- Your goal -
Extract every line that contains the word "this".

[Figure collection entries]
════════
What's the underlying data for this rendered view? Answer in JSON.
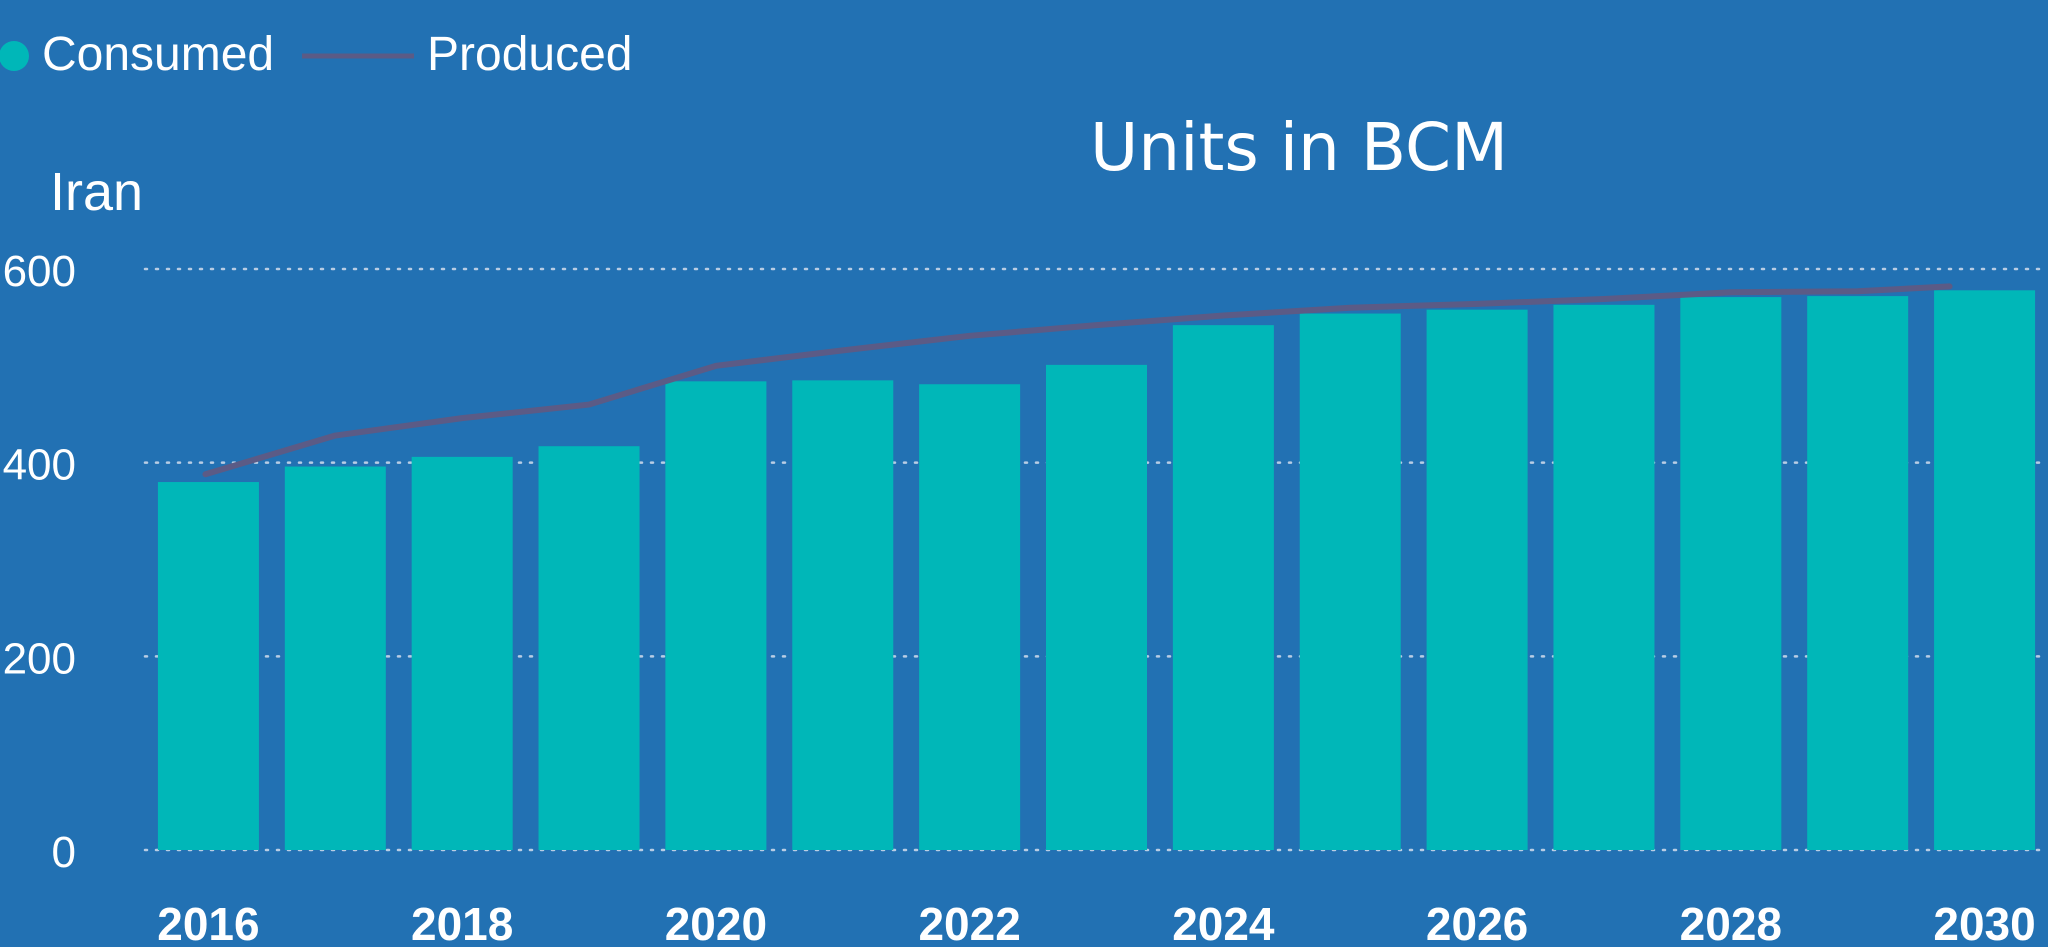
{
  "legend": {
    "items": [
      {
        "label": "Consumed",
        "marker": "dot",
        "color": "#00b7b8"
      },
      {
        "label": "Produced",
        "marker": "line",
        "color": "#5b5b86"
      }
    ]
  },
  "chart_data": {
    "type": "bar",
    "title": "Iran",
    "subtitle": "Units in BCM",
    "x": [
      2016,
      2017,
      2018,
      2019,
      2020,
      2021,
      2022,
      2023,
      2024,
      2025,
      2026,
      2027,
      2028,
      2029,
      2030
    ],
    "x_tick_labels": [
      "2016",
      "2018",
      "2020",
      "2022",
      "2024",
      "2026",
      "2028",
      "2030"
    ],
    "ylim": [
      0,
      600
    ],
    "y_ticks": [
      0,
      200,
      400,
      600
    ],
    "grid": true,
    "legend_position": "top-left",
    "series": [
      {
        "name": "Consumed",
        "type": "bar",
        "color": "#00b7b8",
        "values": [
          380,
          396,
          406,
          417,
          484,
          485,
          481,
          501,
          542,
          554,
          558,
          563,
          571,
          572,
          578
        ]
      },
      {
        "name": "Produced",
        "type": "line",
        "color": "#5b5b86",
        "values": [
          388,
          428,
          446,
          460,
          500,
          516,
          531,
          542,
          552,
          560,
          564,
          569,
          576,
          577,
          582
        ]
      }
    ]
  }
}
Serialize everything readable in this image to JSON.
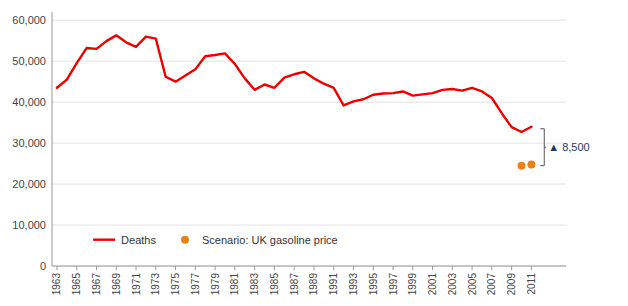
{
  "chart_data": {
    "type": "line",
    "x": [
      1963,
      1964,
      1965,
      1966,
      1967,
      1968,
      1969,
      1970,
      1971,
      1972,
      1973,
      1974,
      1975,
      1976,
      1977,
      1978,
      1979,
      1980,
      1981,
      1982,
      1983,
      1984,
      1985,
      1986,
      1987,
      1988,
      1989,
      1990,
      1991,
      1992,
      1993,
      1994,
      1995,
      1996,
      1997,
      1998,
      1999,
      2000,
      2001,
      2002,
      2003,
      2004,
      2005,
      2006,
      2007,
      2008,
      2009,
      2010,
      2011
    ],
    "series": [
      {
        "name": "Deaths",
        "color": "#EE0000",
        "line_style": "solid",
        "values": [
          43500,
          45500,
          49500,
          53200,
          53000,
          54900,
          56300,
          54600,
          53500,
          56000,
          55500,
          46200,
          45000,
          46500,
          48000,
          51200,
          51500,
          51900,
          49300,
          45800,
          43000,
          44300,
          43500,
          46000,
          46800,
          47400,
          45800,
          44500,
          43500,
          39200,
          40200,
          40700,
          41800,
          42100,
          42200,
          42600,
          41600,
          41900,
          42200,
          43000,
          43200,
          42800,
          43500,
          42600,
          41000,
          37300,
          33900,
          32700,
          34000
        ]
      },
      {
        "name": "Scenario: UK gasoline price",
        "color": "#E8821A",
        "marker": "circle",
        "line_style": "none",
        "values": [
          null,
          null,
          null,
          null,
          null,
          null,
          null,
          null,
          null,
          null,
          null,
          null,
          null,
          null,
          null,
          null,
          null,
          null,
          null,
          null,
          null,
          null,
          null,
          null,
          null,
          null,
          null,
          null,
          null,
          null,
          null,
          null,
          null,
          null,
          null,
          null,
          null,
          null,
          null,
          null,
          null,
          null,
          null,
          null,
          null,
          null,
          null,
          24500,
          24800
        ]
      }
    ],
    "xlim": [
      1962.5,
      2014.5
    ],
    "xticks": [
      1963,
      1965,
      1967,
      1969,
      1971,
      1973,
      1975,
      1977,
      1979,
      1981,
      1983,
      1985,
      1987,
      1989,
      1991,
      1993,
      1995,
      1997,
      1999,
      2001,
      2003,
      2005,
      2007,
      2009,
      2011
    ],
    "ylim": [
      0,
      62000
    ],
    "yticks": [
      0,
      {
        "value": 10000,
        "label": "10,000"
      },
      {
        "value": 20000,
        "label": "20,000"
      },
      {
        "value": 30000,
        "label": "30,000"
      },
      {
        "value": 40000,
        "label": "40,000"
      },
      {
        "value": 50000,
        "label": "50,000"
      },
      {
        "value": 60000,
        "label": "60,000"
      }
    ],
    "grid": true,
    "legend": "lower left",
    "annotations": [
      {
        "text": "▲ 8,500",
        "x": 2012.3,
        "y1": 24500,
        "y2": 33500,
        "color": "#1F3864"
      }
    ]
  }
}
════════
- The answer -
What's the underlying data for this rendered view? Answer in JSON.
Serialize everything readable in this image to JSON.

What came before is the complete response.